*EXERCISE REQUIREMENTS*. Will you write out all the entries below exactly?

*DATASET ROWS*.
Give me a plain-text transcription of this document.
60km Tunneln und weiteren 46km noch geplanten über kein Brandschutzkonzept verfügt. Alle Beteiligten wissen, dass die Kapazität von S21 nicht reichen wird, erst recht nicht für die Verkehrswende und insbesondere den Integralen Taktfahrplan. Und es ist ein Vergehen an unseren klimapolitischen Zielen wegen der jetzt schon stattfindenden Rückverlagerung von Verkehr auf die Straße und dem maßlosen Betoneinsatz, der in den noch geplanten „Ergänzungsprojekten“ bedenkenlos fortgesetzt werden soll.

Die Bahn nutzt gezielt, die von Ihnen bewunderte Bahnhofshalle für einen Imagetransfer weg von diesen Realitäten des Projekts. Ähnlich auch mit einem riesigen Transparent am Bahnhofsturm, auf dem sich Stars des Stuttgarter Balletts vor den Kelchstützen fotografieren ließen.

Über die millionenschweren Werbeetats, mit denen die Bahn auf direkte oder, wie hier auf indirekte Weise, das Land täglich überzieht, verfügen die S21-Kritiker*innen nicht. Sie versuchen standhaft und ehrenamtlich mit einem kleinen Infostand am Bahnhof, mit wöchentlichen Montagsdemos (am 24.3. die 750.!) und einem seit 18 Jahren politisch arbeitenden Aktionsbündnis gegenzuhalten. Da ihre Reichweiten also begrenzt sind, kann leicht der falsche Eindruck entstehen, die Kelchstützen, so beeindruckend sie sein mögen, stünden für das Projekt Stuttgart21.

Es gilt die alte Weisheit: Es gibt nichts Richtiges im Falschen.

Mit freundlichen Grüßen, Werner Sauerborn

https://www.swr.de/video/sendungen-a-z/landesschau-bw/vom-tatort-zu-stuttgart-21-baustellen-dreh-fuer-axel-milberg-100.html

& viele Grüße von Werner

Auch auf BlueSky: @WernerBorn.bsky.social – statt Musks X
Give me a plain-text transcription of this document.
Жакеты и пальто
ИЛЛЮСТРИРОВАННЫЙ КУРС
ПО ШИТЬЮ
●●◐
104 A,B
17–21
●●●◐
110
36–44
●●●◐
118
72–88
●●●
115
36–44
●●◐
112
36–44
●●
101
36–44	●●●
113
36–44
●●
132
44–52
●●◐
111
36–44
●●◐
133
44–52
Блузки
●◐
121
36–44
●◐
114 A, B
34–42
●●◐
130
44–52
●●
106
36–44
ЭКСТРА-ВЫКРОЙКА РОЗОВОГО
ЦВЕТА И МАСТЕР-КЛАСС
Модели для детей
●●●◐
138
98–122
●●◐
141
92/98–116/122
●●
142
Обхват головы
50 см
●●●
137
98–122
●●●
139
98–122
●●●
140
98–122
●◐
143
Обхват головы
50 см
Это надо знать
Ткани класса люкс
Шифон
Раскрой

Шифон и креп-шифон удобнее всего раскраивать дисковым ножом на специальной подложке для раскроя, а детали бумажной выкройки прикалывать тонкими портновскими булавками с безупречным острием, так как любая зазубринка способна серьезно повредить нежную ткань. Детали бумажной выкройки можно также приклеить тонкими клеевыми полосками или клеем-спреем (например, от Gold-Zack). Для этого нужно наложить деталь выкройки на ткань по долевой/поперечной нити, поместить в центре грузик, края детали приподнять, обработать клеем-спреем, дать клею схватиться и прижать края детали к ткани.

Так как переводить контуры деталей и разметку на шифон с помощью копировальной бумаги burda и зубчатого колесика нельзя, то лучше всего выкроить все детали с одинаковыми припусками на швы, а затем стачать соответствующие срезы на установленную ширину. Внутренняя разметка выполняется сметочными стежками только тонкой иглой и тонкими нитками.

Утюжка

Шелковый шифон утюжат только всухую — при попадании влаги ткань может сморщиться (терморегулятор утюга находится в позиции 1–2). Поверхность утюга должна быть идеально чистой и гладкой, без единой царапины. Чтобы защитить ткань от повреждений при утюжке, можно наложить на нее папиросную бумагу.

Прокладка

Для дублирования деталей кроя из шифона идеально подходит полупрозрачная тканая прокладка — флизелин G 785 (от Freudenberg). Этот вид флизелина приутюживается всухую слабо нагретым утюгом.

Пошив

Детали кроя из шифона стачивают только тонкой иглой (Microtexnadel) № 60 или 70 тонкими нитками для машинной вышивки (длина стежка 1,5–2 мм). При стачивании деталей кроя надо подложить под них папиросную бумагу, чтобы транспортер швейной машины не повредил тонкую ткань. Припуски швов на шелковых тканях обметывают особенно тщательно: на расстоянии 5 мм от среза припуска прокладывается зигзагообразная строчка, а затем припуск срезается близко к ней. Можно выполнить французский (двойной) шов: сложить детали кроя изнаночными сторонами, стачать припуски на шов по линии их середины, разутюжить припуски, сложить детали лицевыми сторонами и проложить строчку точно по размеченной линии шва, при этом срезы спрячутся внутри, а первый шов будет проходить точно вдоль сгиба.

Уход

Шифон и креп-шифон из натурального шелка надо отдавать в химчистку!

*ANSWER TO THE TASK*.
Give me a plain-text transcription of this document.
60km Tunneln und weiteren 46km noch geplanten über kein Brandschutzkonzept verfügt. Alle Beteiligten wissen, dass die Kapazität von S21 nicht reichen wird, erst recht nicht für die Verkehrswende und insbesondere den Integralen Taktfahrplan. Und es ist ein Vergehen an unseren klimapolitischen Zielen wegen der jetzt schon stattfindenden Rückverlagerung von Verkehr auf die Straße und dem maßlosen Betoneinsatz, der in den noch geplanten „Ergänzungsprojekten“ bedenkenlos fortgesetzt werden soll.

Die Bahn nutzt gezielt, die von Ihnen bewunderte Bahnhofshalle für einen Imagetransfer weg von diesen Realitäten des Projekts. Ähnlich auch mit einem riesigen Transparent am Bahnhofsturm, auf dem sich Stars des Stuttgarter Balletts vor den Kelchstützen fotografieren ließen.

Über die millionenschweren Werbeetats, mit denen die Bahn auf direkte oder, wie hier auf indirekte Weise, das Land täglich überzieht, verfügen die S21-Kritiker*innen nicht. Sie versuchen standhaft und ehrenamtlich mit einem kleinen Infostand am Bahnhof, mit wöchentlichen Montagsdemos (am 24.3. die 750.!) und einem seit 18 Jahren politisch arbeitenden Aktionsbündnis gegenzuhalten. Da ihre Reichweiten also begrenzt sind, kann leicht der falsche Eindruck entstehen, die Kelchstützen, so beeindruckend sie sein mögen, stünden für das Projekt Stuttgart21.

Es gilt die alte Weisheit: Es gibt nichts Richtiges im Falschen.

Mit freundlichen Grüßen, Werner Sauerborn

https://www.swr.de/video/sendungen-a-z/landesschau-bw/vom-tatort-zu-stuttgart-21-baustellen-dreh-fuer-axel-milberg-100.html

& viele Grüße von Werner

Auch auf BlueSky: @WernerBorn.bsky.social – statt Musks X
Give me a plain-text transcription of this document.
Жакеты и пальто
ИЛЛЮСТРИРОВАННЫЙ КУРС
ПО ШИТЬЮ
●●◐
104 A,B
17–21
●●●◐
110
36–44
●●●◐
118
72–88
●●●
115
36–44
●●◐
112
36–44
●●
101
36–44	●●●
113
36–44
●●
132
44–52
●●◐
111
36–44
●●◐
133
44–52
Блузки
●◐
121
36–44
●◐
114 A, B
34–42
●●◐
130
44–52
●●
106
36–44
ЭКСТРА-ВЫКРОЙКА РОЗОВОГО
ЦВЕТА И МАСТЕР-КЛАСС
Модели для детей
●●●◐
138
98–122
●●◐
141
92/98–116/122
●●
142
Обхват головы
50 см
●●●
137
98–122
●●●
139
98–122
●●●
140
98–122
●◐
143
Обхват головы
50 см
Это надо знать
Ткани класса люкс
Шифон
Раскрой

Шифон и креп-шифон удобнее всего раскраивать дисковым ножом на специальной подложке для раскроя, а детали бумажной выкройки прикалывать тонкими портновскими булавками с безупречным острием, так как любая зазубринка способна серьезно повредить нежную ткань. Детали бумажной выкройки можно также приклеить тонкими клеевыми полосками или клеем-спреем (например, от Gold-Zack). Для этого нужно наложить деталь выкройки на ткань по долевой/поперечной нити, поместить в центре грузик, края детали приподнять, обработать клеем-спреем, дать клею схватиться и прижать края детали к ткани.

Так как переводить контуры деталей и разметку на шифон с помощью копировальной бумаги burda и зубчатого колесика нельзя, то лучше всего выкроить все детали с одинаковыми припусками на швы, а затем стачать соответствующие срезы на установленную ширину. Внутренняя разметка выполняется сметочными стежками только тонкой иглой и тонкими нитками.

Утюжка

Шелковый шифон утюжат только всухую — при попадании влаги ткань может сморщиться (терморегулятор утюга находится в позиции 1–2). Поверхность утюга должна быть идеально чистой и гладкой, без единой царапины. Чтобы защитить ткань от повреждений при утюжке, можно наложить на нее папиросную бумагу.

Прокладка

Для дублирования деталей кроя из шифона идеально подходит полупрозрачная тканая прокладка — флизелин G 785 (от Freudenberg). Этот вид флизелина приутюживается всухую слабо нагретым утюгом.

Пошив

Детали кроя из шифона стачивают только тонкой иглой (Microtexnadel) № 60 или 70 тонкими нитками для машинной вышивки (длина стежка 1,5–2 мм). При стачивании деталей кроя надо подложить под них папиросную бумагу, чтобы транспортер швейной машины не повредил тонкую ткань. Припуски швов на шелковых тканях обметывают особенно тщательно: на расстоянии 5 мм от среза припуска прокладывается зигзагообразная строчка, а затем припуск срезается близко к ней. Можно выполнить французский (двойной) шов: сложить детали кроя изнаночными сторонами, стачать припуски на шов по линии их середины, разутюжить припуски, сложить детали лицевыми сторонами и проложить строчку точно по размеченной линии шва, при этом срезы спрячутся внутри, а первый шов будет проходить точно вдоль сгиба.

Уход

Шифон и креп-шифон из натурального шелка надо отдавать в химчистку!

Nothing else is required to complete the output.